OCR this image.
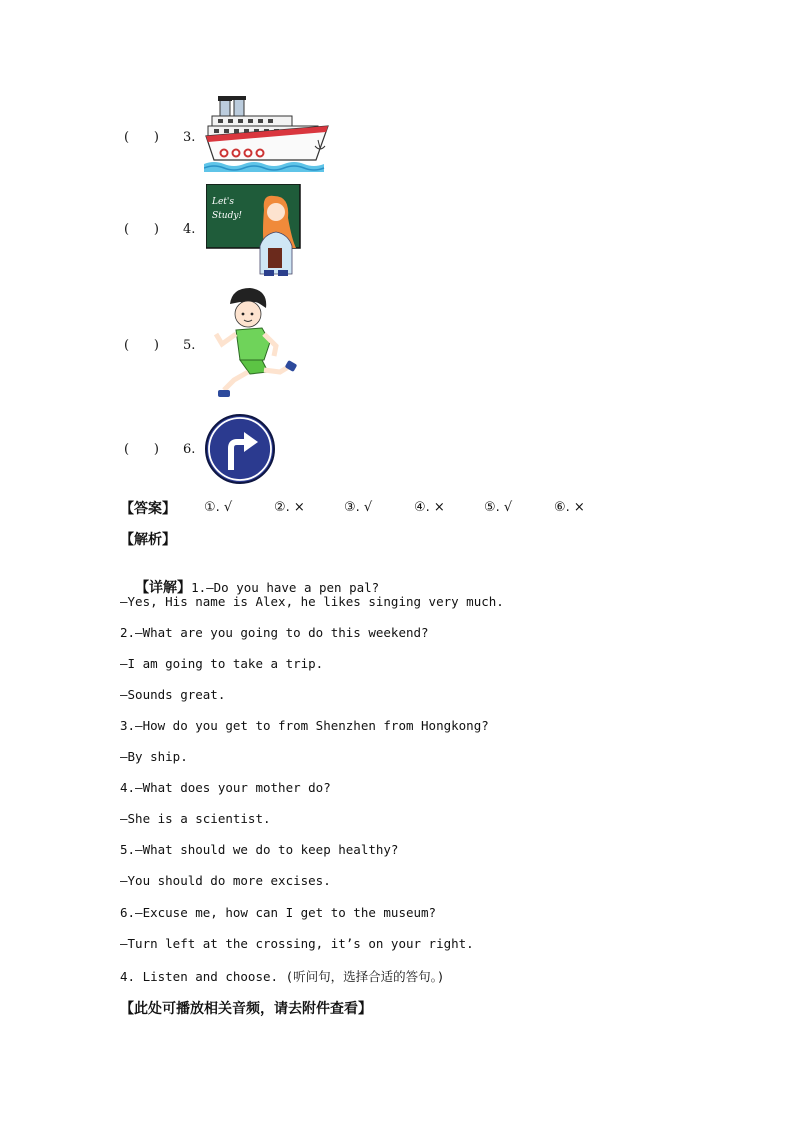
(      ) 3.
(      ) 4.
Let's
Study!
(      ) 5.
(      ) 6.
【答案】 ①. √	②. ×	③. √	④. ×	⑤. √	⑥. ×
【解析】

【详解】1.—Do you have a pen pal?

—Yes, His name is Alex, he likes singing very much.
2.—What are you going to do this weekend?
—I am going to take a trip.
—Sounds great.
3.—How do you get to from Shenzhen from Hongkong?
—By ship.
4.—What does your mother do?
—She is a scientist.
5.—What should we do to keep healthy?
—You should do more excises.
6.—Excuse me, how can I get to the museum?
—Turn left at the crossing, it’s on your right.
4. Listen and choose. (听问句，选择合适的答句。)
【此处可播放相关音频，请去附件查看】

--

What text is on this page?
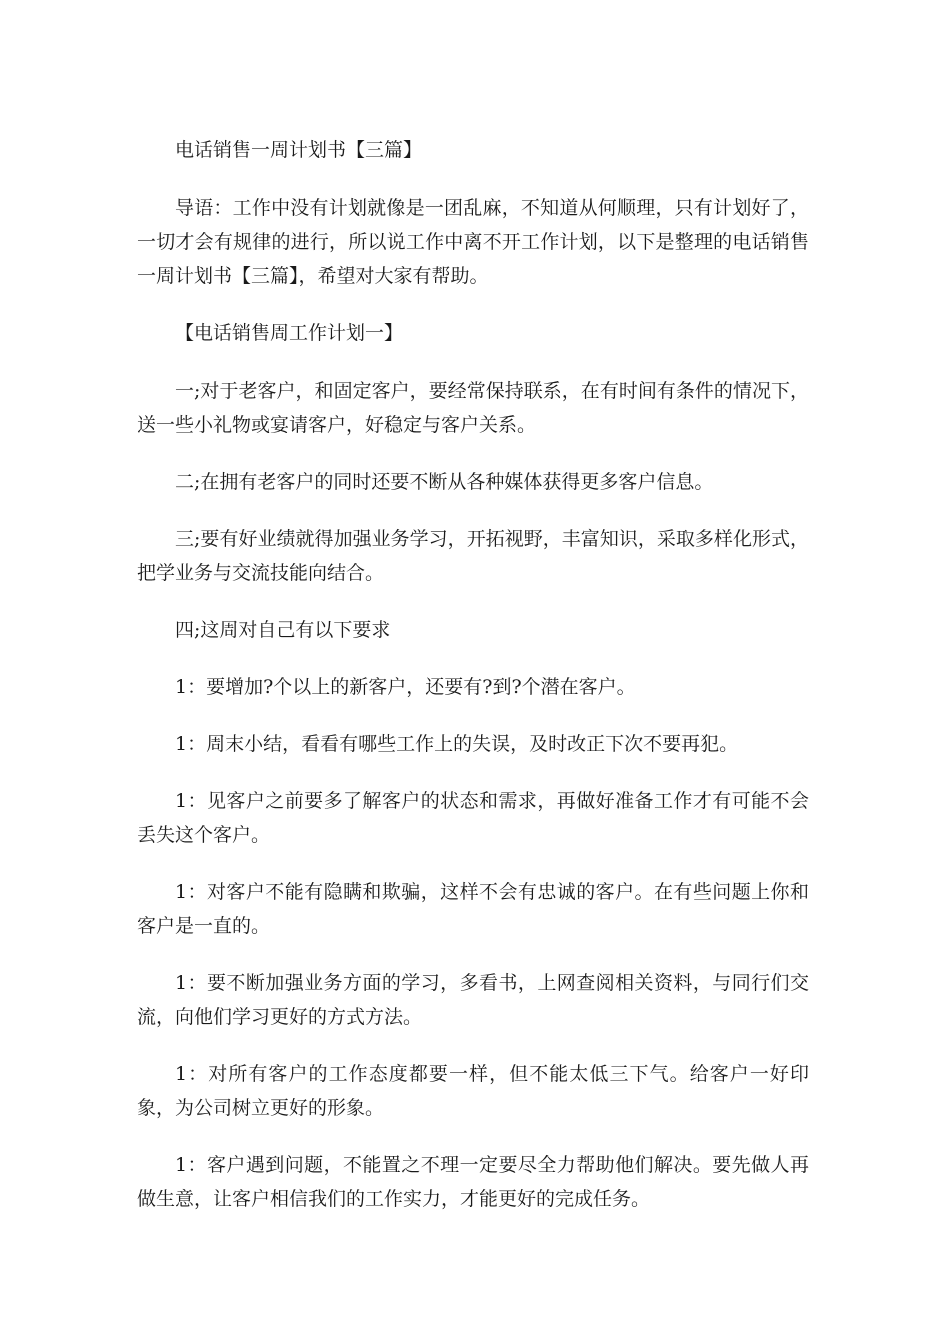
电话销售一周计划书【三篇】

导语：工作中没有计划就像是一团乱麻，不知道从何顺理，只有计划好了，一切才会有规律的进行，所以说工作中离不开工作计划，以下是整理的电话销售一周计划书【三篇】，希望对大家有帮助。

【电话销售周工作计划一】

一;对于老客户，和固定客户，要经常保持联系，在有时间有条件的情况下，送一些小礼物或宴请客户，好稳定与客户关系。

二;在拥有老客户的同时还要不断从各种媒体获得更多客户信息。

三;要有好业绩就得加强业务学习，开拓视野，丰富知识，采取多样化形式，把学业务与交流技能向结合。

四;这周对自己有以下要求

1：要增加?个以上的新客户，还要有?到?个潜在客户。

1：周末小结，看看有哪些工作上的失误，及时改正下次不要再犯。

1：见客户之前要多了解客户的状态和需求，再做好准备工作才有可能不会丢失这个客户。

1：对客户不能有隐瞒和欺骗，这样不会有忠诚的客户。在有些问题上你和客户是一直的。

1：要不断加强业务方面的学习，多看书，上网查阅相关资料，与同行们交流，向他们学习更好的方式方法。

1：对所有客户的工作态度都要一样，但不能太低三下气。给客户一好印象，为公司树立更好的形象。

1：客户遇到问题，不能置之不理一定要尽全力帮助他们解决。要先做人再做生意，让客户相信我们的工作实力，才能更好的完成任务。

* * *

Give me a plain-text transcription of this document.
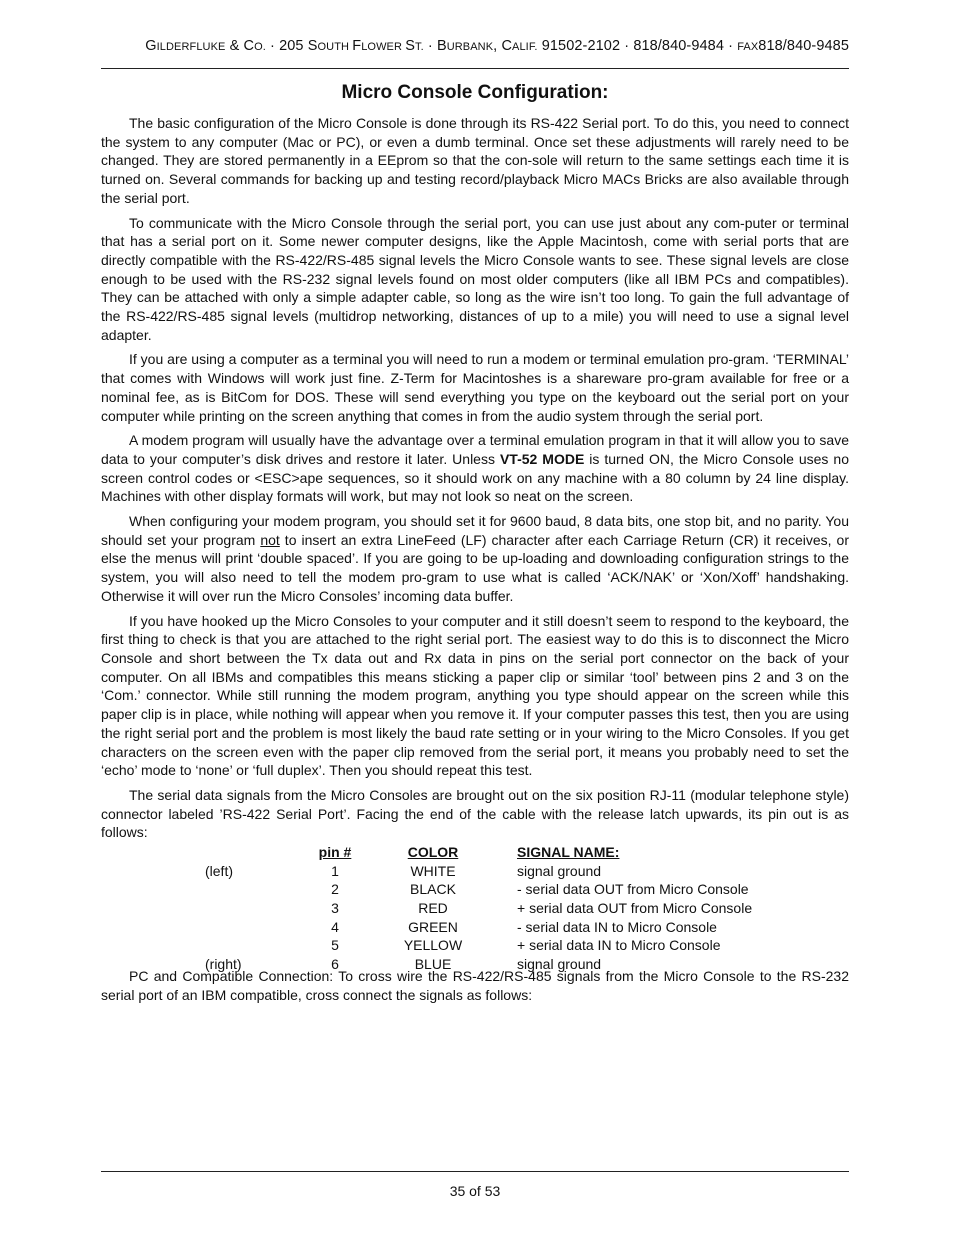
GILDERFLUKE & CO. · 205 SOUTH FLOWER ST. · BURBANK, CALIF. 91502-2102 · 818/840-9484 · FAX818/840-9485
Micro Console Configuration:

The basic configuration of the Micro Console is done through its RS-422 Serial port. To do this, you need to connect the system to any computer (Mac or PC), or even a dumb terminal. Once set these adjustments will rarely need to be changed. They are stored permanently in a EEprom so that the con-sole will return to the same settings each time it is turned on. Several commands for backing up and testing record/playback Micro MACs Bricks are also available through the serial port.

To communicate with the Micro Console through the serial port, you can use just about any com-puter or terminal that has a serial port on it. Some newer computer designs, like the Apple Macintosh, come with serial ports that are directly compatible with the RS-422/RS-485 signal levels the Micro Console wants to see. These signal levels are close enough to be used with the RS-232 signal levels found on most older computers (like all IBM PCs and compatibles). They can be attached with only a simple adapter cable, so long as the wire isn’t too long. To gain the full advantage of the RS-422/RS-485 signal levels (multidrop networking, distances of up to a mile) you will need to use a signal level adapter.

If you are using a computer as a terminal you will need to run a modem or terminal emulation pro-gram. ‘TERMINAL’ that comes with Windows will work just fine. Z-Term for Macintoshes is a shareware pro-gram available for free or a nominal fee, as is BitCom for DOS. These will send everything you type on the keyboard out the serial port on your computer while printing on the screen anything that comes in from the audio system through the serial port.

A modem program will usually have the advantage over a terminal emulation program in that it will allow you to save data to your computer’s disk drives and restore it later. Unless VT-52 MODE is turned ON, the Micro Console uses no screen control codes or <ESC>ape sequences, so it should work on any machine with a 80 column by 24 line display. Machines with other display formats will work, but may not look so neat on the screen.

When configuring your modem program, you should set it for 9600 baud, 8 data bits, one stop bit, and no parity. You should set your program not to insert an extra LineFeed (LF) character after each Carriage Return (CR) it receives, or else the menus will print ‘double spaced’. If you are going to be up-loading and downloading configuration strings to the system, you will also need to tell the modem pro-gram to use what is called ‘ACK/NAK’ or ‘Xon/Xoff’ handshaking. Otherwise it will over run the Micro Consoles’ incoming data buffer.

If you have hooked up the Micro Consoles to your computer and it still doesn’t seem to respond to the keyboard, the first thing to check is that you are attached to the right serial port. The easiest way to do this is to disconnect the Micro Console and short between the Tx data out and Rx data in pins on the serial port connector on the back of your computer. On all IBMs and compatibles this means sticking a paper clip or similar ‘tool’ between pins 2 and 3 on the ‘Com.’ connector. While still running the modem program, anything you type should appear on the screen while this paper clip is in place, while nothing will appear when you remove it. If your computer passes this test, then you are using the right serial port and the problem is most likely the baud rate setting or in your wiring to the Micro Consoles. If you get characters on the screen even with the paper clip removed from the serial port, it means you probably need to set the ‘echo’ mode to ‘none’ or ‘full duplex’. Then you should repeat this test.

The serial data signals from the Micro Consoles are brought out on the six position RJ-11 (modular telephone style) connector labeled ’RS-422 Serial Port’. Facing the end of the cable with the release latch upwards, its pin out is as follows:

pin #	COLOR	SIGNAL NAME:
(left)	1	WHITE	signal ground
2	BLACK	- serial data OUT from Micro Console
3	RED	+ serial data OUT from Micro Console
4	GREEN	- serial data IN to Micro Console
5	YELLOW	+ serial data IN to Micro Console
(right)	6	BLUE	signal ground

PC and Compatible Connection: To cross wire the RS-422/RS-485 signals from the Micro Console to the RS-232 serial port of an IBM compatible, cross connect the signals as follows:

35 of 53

* [What needs to be done]:
Find the lines containing "signals" and pull them out.

* [Response below]:
The serial data signals from the Micro Consoles are brought out on the six position RJ-11 (modular telephone style) connector labeled ’RS-422 Serial Port’. Facing the end of the cable with the release latch upwards, its pin out is as follows:
PC and Compatible Connection: To cross wire the RS-422/RS-485 signals from the Micro Console to the RS-232 serial port of an IBM compatible, cross connect the signals as follows:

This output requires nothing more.